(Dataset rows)
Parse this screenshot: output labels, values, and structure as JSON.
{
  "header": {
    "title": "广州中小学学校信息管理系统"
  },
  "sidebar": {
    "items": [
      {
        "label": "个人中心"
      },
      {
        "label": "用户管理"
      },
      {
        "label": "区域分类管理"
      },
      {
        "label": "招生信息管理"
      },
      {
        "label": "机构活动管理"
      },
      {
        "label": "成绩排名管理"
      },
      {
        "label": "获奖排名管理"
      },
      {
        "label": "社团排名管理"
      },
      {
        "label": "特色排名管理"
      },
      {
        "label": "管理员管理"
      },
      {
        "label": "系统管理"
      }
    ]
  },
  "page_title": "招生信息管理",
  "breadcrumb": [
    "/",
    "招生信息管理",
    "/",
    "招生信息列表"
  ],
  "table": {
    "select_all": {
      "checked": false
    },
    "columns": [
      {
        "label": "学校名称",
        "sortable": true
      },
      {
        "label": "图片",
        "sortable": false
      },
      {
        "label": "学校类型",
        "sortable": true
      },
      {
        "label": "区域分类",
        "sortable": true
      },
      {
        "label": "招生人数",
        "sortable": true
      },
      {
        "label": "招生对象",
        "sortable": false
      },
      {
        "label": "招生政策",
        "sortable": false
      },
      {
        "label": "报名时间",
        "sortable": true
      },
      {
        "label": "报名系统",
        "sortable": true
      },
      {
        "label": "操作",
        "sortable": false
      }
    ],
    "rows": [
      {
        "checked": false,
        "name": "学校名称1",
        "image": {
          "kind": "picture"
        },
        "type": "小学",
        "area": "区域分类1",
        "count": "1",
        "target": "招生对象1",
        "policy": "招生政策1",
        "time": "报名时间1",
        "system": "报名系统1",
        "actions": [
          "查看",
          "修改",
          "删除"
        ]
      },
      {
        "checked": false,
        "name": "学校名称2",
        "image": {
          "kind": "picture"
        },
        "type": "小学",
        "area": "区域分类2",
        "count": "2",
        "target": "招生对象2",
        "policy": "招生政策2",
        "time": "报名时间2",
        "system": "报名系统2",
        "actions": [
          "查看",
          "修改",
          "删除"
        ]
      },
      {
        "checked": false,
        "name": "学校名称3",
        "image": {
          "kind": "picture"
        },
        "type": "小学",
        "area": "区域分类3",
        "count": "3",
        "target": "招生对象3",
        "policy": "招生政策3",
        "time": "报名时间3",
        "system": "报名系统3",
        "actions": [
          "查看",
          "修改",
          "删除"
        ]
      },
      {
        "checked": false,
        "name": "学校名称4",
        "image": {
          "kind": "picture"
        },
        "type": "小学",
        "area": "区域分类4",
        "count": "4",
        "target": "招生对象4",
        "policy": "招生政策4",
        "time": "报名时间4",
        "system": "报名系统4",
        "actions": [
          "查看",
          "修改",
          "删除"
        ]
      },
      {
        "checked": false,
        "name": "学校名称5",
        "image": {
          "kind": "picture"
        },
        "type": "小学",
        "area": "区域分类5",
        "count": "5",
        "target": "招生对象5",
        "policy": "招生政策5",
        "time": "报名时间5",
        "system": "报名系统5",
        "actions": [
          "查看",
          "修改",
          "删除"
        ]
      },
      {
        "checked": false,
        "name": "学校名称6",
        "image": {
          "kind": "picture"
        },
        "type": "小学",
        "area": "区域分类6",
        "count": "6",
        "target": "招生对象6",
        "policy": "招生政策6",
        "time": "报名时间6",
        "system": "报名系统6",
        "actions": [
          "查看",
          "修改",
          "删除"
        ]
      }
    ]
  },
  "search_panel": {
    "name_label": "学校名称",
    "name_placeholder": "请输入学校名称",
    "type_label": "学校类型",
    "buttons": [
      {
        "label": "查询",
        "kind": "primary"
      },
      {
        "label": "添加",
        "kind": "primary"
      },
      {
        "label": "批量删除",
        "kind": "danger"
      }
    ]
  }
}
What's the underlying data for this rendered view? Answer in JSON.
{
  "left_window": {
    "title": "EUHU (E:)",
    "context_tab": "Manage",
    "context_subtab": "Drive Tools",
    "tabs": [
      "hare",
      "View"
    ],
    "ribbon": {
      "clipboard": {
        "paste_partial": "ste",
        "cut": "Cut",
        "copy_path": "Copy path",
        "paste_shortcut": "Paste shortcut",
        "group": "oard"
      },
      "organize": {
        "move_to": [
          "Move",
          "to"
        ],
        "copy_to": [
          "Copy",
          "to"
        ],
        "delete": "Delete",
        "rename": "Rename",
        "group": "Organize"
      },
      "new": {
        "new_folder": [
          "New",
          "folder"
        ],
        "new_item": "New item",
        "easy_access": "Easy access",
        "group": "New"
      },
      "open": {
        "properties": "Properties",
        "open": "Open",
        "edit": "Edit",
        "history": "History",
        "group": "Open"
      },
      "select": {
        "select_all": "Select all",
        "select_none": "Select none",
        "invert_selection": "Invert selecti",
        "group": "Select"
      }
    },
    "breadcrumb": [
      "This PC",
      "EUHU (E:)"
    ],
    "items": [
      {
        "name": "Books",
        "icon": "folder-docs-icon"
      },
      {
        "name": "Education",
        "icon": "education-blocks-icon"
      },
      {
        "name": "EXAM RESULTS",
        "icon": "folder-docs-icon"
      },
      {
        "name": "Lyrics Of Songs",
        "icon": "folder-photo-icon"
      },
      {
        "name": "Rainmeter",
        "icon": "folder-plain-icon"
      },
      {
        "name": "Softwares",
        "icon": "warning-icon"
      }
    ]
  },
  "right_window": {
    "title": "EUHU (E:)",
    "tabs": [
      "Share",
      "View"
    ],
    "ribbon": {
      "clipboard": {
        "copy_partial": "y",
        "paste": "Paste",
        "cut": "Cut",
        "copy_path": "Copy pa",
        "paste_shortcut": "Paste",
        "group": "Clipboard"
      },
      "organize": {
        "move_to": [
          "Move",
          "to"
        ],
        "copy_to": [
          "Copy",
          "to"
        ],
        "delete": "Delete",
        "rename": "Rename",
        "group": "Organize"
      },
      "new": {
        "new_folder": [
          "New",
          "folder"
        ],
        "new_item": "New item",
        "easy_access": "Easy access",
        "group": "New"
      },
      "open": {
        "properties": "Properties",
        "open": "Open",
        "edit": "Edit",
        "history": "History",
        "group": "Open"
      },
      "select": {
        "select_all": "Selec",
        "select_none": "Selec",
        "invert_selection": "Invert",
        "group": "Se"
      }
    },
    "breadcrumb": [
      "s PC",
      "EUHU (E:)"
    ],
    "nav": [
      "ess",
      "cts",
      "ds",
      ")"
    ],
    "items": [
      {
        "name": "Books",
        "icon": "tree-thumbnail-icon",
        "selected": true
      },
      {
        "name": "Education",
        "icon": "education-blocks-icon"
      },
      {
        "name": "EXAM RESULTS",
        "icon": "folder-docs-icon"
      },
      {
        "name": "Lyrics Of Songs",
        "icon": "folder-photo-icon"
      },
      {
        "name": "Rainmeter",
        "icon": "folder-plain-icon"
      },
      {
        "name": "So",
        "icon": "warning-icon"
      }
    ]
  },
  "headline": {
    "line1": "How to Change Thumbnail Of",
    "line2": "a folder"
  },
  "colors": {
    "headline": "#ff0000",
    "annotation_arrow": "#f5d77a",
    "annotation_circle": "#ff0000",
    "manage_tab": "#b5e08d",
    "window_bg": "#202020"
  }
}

SHORT EXERCISE:
Transcribe all entries exactly as they are given.

ANSWER TO THIS EXERCISE:
Parse this screenshot: output labels, values, and structure as JSON.
{
  "header": {
    "title": "广州中小学学校信息管理系统"
  },
  "sidebar": {
    "items": [
      {
        "label": "个人中心"
      },
      {
        "label": "用户管理"
      },
      {
        "label": "区域分类管理"
      },
      {
        "label": "招生信息管理"
      },
      {
        "label": "机构活动管理"
      },
      {
        "label": "成绩排名管理"
      },
      {
        "label": "获奖排名管理"
      },
      {
        "label": "社团排名管理"
      },
      {
        "label": "特色排名管理"
      },
      {
        "label": "管理员管理"
      },
      {
        "label": "系统管理"
      }
    ]
  },
  "page_title": "招生信息管理",
  "breadcrumb": [
    "/",
    "招生信息管理",
    "/",
    "招生信息列表"
  ],
  "table": {
    "select_all": {
      "checked": false
    },
    "columns": [
      {
        "label": "学校名称",
        "sortable": true
      },
      {
        "label": "图片",
        "sortable": false
      },
      {
        "label": "学校类型",
        "sortable": true
      },
      {
        "label": "区域分类",
        "sortable": true
      },
      {
        "label": "招生人数",
        "sortable": true
      },
      {
        "label": "招生对象",
        "sortable": false
      },
      {
        "label": "招生政策",
        "sortable": false
      },
      {
        "label": "报名时间",
        "sortable": true
      },
      {
        "label": "报名系统",
        "sortable": true
      },
      {
        "label": "操作",
        "sortable": false
      }
    ],
    "rows": [
      {
        "checked": false,
        "name": "学校名称1",
        "image": {
          "kind": "picture"
        },
        "type": "小学",
        "area": "区域分类1",
        "count": "1",
        "target": "招生对象1",
        "policy": "招生政策1",
        "time": "报名时间1",
        "system": "报名系统1",
        "actions": [
          "查看",
          "修改",
          "删除"
        ]
      },
      {
        "checked": false,
        "name": "学校名称2",
        "image": {
          "kind": "picture"
        },
        "type": "小学",
        "area": "区域分类2",
        "count": "2",
        "target": "招生对象2",
        "policy": "招生政策2",
        "time": "报名时间2",
        "system": "报名系统2",
        "actions": [
          "查看",
          "修改",
          "删除"
        ]
      },
      {
        "checked": false,
        "name": "学校名称3",
        "image": {
          "kind": "picture"
        },
        "type": "小学",
        "area": "区域分类3",
        "count": "3",
        "target": "招生对象3",
        "policy": "招生政策3",
        "time": "报名时间3",
        "system": "报名系统3",
        "actions": [
          "查看",
          "修改",
          "删除"
        ]
      },
      {
        "checked": false,
        "name": "学校名称4",
        "image": {
          "kind": "picture"
        },
        "type": "小学",
        "area": "区域分类4",
        "count": "4",
        "target": "招生对象4",
        "policy": "招生政策4",
        "time": "报名时间4",
        "system": "报名系统4",
        "actions": [
          "查看",
          "修改",
          "删除"
        ]
      },
      {
        "checked": false,
        "name": "学校名称5",
        "image": {
          "kind": "picture"
        },
        "type": "小学",
        "area": "区域分类5",
        "count": "5",
        "target": "招生对象5",
        "policy": "招生政策5",
        "time": "报名时间5",
        "system": "报名系统5",
        "actions": [
          "查看",
          "修改",
          "删除"
        ]
      },
      {
        "checked": false,
        "name": "学校名称6",
        "image": {
          "kind": "picture"
        },
        "type": "小学",
        "area": "区域分类6",
        "count": "6",
        "target": "招生对象6",
        "policy": "招生政策6",
        "time": "报名时间6",
        "system": "报名系统6",
        "actions": [
          "查看",
          "修改",
          "删除"
        ]
      }
    ]
  },
  "search_panel": {
    "name_label": "学校名称",
    "name_placeholder": "请输入学校名称",
    "type_label": "学校类型",
    "buttons": [
      {
        "label": "查询",
        "kind": "primary"
      },
      {
        "label": "添加",
        "kind": "primary"
      },
      {
        "label": "批量删除",
        "kind": "danger"
      }
    ]
  }
}
What's the underlying data for this rendered view? Answer in JSON.
{
  "left_window": {
    "title": "EUHU (E:)",
    "context_tab": "Manage",
    "context_subtab": "Drive Tools",
    "tabs": [
      "hare",
      "View"
    ],
    "ribbon": {
      "clipboard": {
        "paste_partial": "ste",
        "cut": "Cut",
        "copy_path": "Copy path",
        "paste_shortcut": "Paste shortcut",
        "group": "oard"
      },
      "organize": {
        "move_to": [
          "Move",
          "to"
        ],
        "copy_to": [
          "Copy",
          "to"
        ],
        "delete": "Delete",
        "rename": "Rename",
        "group": "Organize"
      },
      "new": {
        "new_folder": [
          "New",
          "folder"
        ],
        "new_item": "New item",
        "easy_access": "Easy access",
        "group": "New"
      },
      "open": {
        "properties": "Properties",
        "open": "Open",
        "edit": "Edit",
        "history": "History",
        "group": "Open"
      },
      "select": {
        "select_all": "Select all",
        "select_none": "Select none",
        "invert_selection": "Invert selecti",
        "group": "Select"
      }
    },
    "breadcrumb": [
      "This PC",
      "EUHU (E:)"
    ],
    "items": [
      {
        "name": "Books",
        "icon": "folder-docs-icon"
      },
      {
        "name": "Education",
        "icon": "education-blocks-icon"
      },
      {
        "name": "EXAM RESULTS",
        "icon": "folder-docs-icon"
      },
      {
        "name": "Lyrics Of Songs",
        "icon": "folder-photo-icon"
      },
      {
        "name": "Rainmeter",
        "icon": "folder-plain-icon"
      },
      {
        "name": "Softwares",
        "icon": "warning-icon"
      }
    ]
  },
  "right_window": {
    "title": "EUHU (E:)",
    "tabs": [
      "Share",
      "View"
    ],
    "ribbon": {
      "clipboard": {
        "copy_partial": "y",
        "paste": "Paste",
        "cut": "Cut",
        "copy_path": "Copy pa",
        "paste_shortcut": "Paste",
        "group": "Clipboard"
      },
      "organize": {
        "move_to": [
          "Move",
          "to"
        ],
        "copy_to": [
          "Copy",
          "to"
        ],
        "delete": "Delete",
        "rename": "Rename",
        "group": "Organize"
      },
      "new": {
        "new_folder": [
          "New",
          "folder"
        ],
        "new_item": "New item",
        "easy_access": "Easy access",
        "group": "New"
      },
      "open": {
        "properties": "Properties",
        "open": "Open",
        "edit": "Edit",
        "history": "History",
        "group": "Open"
      },
      "select": {
        "select_all": "Selec",
        "select_none": "Selec",
        "invert_selection": "Invert",
        "group": "Se"
      }
    },
    "breadcrumb": [
      "s PC",
      "EUHU (E:)"
    ],
    "nav": [
      "ess",
      "cts",
      "ds",
      ")"
    ],
    "items": [
      {
        "name": "Books",
        "icon": "tree-thumbnail-icon",
        "selected": true
      },
      {
        "name": "Education",
        "icon": "education-blocks-icon"
      },
      {
        "name": "EXAM RESULTS",
        "icon": "folder-docs-icon"
      },
      {
        "name": "Lyrics Of Songs",
        "icon": "folder-photo-icon"
      },
      {
        "name": "Rainmeter",
        "icon": "folder-plain-icon"
      },
      {
        "name": "So",
        "icon": "warning-icon"
      }
    ]
  },
  "headline": {
    "line1": "How to Change Thumbnail Of",
    "line2": "a folder"
  },
  "colors": {
    "headline": "#ff0000",
    "annotation_arrow": "#f5d77a",
    "annotation_circle": "#ff0000",
    "manage_tab": "#b5e08d",
    "window_bg": "#202020"
  }
}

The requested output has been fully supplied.